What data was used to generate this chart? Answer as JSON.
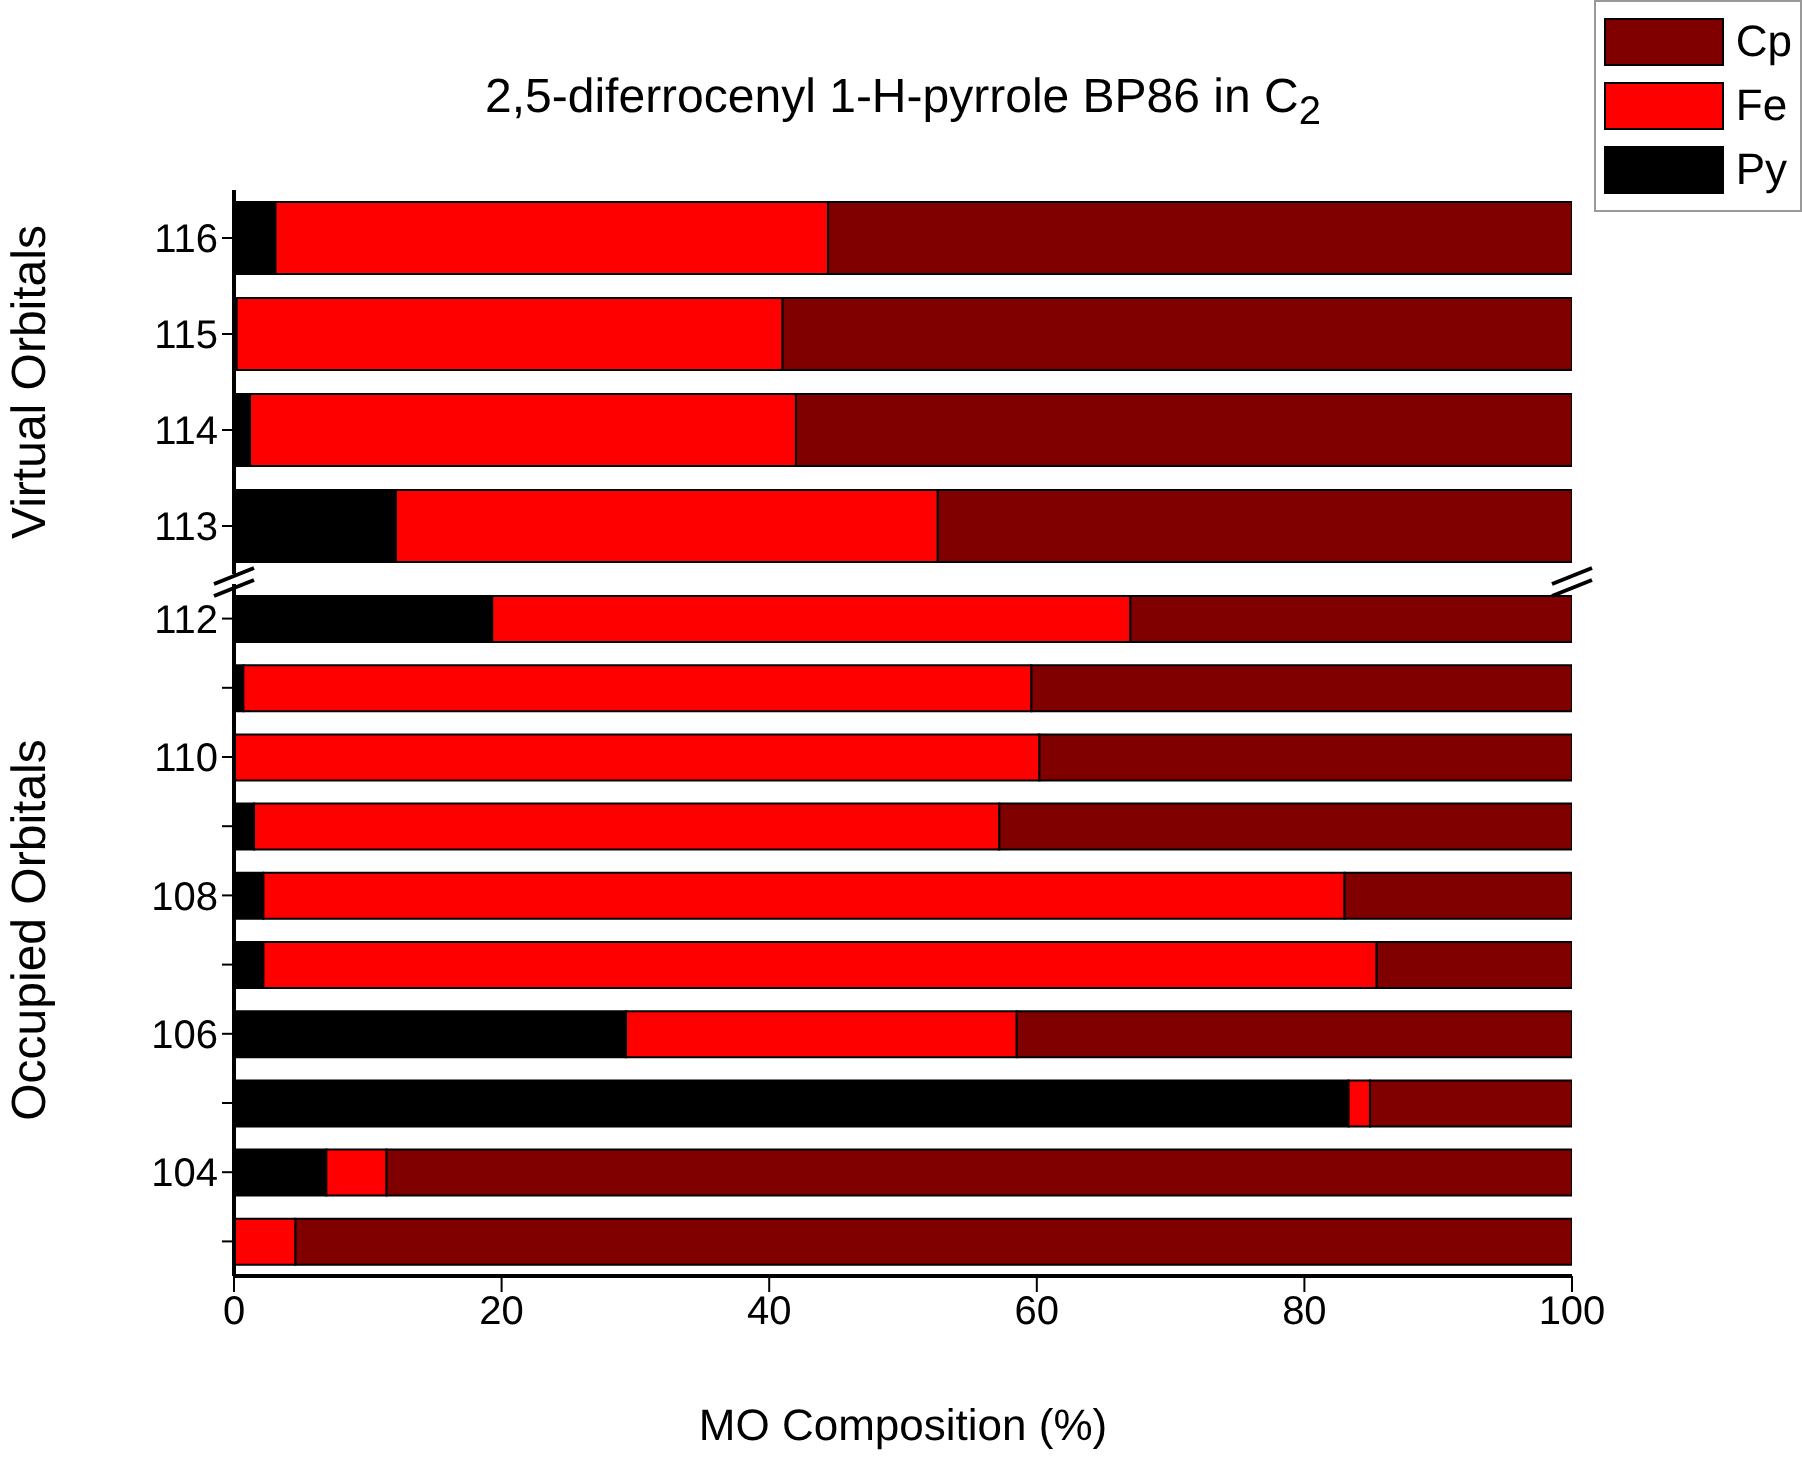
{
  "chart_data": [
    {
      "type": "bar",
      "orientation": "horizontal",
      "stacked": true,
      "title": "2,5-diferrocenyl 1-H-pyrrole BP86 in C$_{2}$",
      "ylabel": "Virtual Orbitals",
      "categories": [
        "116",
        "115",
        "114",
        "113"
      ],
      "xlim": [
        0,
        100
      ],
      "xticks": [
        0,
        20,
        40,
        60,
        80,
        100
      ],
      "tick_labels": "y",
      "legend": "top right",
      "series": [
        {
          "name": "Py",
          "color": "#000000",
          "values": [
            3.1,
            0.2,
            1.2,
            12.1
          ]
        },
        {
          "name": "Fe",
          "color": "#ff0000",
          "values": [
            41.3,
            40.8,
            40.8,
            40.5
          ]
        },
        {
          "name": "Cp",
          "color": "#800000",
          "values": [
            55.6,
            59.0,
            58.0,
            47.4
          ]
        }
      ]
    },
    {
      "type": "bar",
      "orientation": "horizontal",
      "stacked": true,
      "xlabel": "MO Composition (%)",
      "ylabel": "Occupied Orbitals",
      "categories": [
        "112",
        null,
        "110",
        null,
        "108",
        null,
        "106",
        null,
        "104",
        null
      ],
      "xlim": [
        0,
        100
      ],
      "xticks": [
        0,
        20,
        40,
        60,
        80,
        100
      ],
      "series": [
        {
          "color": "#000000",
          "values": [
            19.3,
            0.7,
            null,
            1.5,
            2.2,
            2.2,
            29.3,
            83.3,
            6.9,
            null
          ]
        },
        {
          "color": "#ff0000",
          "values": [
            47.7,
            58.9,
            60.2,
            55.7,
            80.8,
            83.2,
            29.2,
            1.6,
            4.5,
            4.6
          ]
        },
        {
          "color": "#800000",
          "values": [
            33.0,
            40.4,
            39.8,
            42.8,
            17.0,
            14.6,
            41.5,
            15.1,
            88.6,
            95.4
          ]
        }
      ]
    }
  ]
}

==============================

> Exercise: Strip out the pictures and quote the remaining data word for word.

> Response:
What data was used to generate this chart? Answer as JSON.
{
  "chart_data": [
    {
      "type": "bar",
      "orientation": "horizontal",
      "stacked": true,
      "title": "2,5-diferrocenyl 1-H-pyrrole BP86 in C$_{2}$",
      "ylabel": "Virtual Orbitals",
      "categories": [
        "116",
        "115",
        "114",
        "113"
      ],
      "xlim": [
        0,
        100
      ],
      "xticks": [
        0,
        20,
        40,
        60,
        80,
        100
      ],
      "tick_labels": "y",
      "legend": "top right",
      "series": [
        {
          "name": "Py",
          "color": "#000000",
          "values": [
            3.1,
            0.2,
            1.2,
            12.1
          ]
        },
        {
          "name": "Fe",
          "color": "#ff0000",
          "values": [
            41.3,
            40.8,
            40.8,
            40.5
          ]
        },
        {
          "name": "Cp",
          "color": "#800000",
          "values": [
            55.6,
            59.0,
            58.0,
            47.4
          ]
        }
      ]
    },
    {
      "type": "bar",
      "orientation": "horizontal",
      "stacked": true,
      "xlabel": "MO Composition (%)",
      "ylabel": "Occupied Orbitals",
      "categories": [
        "112",
        null,
        "110",
        null,
        "108",
        null,
        "106",
        null,
        "104",
        null
      ],
      "xlim": [
        0,
        100
      ],
      "xticks": [
        0,
        20,
        40,
        60,
        80,
        100
      ],
      "series": [
        {
          "color": "#000000",
          "values": [
            19.3,
            0.7,
            null,
            1.5,
            2.2,
            2.2,
            29.3,
            83.3,
            6.9,
            null
          ]
        },
        {
          "color": "#ff0000",
          "values": [
            47.7,
            58.9,
            60.2,
            55.7,
            80.8,
            83.2,
            29.2,
            1.6,
            4.5,
            4.6
          ]
        },
        {
          "color": "#800000",
          "values": [
            33.0,
            40.4,
            39.8,
            42.8,
            17.0,
            14.6,
            41.5,
            15.1,
            88.6,
            95.4
          ]
        }
      ]
    }
  ]
}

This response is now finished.